• Supplied records
◇ ◇ ◇ ◇

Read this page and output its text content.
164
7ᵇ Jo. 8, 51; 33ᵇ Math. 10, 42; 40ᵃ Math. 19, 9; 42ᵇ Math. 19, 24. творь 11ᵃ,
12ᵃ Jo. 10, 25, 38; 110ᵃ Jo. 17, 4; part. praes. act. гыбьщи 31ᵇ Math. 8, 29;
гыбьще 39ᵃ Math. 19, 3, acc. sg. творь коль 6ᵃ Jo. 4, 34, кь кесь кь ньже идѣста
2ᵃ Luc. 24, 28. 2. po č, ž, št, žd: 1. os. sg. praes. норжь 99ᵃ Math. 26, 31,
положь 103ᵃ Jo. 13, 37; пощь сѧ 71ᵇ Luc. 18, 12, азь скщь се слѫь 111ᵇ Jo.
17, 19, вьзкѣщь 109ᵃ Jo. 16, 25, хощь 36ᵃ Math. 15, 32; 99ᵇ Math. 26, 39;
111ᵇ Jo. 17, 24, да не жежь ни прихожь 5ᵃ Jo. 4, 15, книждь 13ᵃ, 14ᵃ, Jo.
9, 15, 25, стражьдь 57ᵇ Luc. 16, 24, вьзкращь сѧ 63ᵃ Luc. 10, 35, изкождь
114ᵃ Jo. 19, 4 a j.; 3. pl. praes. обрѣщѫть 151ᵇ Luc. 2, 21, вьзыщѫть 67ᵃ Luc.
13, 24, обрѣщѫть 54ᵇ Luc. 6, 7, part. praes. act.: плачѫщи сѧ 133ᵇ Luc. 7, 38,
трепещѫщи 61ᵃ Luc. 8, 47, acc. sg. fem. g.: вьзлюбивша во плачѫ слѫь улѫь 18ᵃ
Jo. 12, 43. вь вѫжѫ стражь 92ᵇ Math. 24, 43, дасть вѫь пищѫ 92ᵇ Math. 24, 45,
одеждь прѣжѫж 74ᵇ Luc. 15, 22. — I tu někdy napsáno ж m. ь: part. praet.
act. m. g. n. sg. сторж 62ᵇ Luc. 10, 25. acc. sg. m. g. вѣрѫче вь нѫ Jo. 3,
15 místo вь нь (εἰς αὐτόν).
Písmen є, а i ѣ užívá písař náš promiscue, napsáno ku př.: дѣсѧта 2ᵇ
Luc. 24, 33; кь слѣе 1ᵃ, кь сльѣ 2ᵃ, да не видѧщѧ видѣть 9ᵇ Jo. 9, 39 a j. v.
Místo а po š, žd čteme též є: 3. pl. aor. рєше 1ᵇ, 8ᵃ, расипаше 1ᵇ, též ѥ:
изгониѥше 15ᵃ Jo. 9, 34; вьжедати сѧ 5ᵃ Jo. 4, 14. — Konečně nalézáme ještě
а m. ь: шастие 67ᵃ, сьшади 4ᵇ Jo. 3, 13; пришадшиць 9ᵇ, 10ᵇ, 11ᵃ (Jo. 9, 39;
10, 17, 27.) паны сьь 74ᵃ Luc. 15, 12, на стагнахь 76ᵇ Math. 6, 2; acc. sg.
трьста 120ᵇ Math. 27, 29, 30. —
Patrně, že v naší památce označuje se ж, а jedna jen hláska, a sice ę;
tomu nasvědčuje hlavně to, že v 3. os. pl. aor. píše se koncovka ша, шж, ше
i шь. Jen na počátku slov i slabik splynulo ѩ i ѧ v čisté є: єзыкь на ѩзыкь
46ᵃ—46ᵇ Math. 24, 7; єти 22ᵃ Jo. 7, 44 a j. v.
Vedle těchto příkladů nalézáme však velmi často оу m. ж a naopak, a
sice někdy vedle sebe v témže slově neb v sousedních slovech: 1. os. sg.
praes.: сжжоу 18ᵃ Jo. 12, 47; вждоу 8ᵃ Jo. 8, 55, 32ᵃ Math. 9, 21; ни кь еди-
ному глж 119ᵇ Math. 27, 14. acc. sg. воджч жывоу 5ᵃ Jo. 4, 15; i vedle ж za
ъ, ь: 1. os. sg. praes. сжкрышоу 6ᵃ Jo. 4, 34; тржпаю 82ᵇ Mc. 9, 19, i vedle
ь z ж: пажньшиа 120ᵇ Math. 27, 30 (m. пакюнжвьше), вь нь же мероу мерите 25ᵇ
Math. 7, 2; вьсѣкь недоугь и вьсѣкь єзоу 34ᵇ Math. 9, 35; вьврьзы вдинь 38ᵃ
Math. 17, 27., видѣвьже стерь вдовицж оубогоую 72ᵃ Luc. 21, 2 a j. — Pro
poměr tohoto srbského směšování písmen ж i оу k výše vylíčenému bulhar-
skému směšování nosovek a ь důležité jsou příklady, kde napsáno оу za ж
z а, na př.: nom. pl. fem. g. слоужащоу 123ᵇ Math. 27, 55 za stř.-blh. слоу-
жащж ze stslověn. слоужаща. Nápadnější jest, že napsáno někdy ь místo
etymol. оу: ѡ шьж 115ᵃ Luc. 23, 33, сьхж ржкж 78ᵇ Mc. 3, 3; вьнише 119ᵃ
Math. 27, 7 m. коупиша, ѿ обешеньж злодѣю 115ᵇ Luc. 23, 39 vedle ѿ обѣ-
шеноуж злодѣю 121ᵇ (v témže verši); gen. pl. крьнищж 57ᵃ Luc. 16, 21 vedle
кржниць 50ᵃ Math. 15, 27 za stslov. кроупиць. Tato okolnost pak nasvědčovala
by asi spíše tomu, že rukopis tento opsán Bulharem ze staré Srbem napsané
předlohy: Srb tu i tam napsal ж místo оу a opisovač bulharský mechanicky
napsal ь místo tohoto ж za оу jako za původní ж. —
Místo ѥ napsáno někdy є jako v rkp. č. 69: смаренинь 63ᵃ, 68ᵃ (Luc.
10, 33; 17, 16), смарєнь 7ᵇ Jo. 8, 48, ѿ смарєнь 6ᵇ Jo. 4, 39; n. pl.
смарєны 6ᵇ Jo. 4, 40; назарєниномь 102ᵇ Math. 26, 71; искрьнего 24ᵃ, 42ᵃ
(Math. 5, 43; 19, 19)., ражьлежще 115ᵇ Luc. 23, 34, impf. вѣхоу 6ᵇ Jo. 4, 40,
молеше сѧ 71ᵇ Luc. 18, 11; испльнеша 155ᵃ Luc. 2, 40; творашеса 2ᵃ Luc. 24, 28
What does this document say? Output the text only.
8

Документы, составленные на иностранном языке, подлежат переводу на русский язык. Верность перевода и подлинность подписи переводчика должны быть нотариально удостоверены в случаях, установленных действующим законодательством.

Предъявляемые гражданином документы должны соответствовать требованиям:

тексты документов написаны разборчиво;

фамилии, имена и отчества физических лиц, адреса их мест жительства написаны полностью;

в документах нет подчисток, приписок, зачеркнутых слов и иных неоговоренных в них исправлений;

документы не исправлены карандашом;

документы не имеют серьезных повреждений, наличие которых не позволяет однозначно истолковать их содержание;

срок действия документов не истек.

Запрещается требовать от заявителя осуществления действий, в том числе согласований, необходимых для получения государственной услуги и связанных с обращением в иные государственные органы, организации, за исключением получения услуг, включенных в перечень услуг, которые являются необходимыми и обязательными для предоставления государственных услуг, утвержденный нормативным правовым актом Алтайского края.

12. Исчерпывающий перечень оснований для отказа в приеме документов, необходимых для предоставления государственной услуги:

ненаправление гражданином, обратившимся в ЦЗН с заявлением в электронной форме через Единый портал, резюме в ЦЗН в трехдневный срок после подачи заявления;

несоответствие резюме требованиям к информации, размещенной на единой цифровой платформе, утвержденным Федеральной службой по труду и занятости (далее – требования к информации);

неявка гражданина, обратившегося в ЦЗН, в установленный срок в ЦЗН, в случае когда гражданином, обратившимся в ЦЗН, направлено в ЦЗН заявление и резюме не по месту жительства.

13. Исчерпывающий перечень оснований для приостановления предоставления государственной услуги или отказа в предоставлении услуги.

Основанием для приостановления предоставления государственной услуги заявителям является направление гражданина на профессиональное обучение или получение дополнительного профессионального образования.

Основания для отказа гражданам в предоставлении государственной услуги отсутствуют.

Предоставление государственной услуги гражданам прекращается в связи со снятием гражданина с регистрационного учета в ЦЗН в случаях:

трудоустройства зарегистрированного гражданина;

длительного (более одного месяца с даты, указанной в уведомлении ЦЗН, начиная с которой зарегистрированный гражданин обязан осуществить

◇ ◇ ◇ ◇

• Exercise brief
Provide the number of lines in these entries that hold the word "случаях", without any accompanying text.

• Full response
2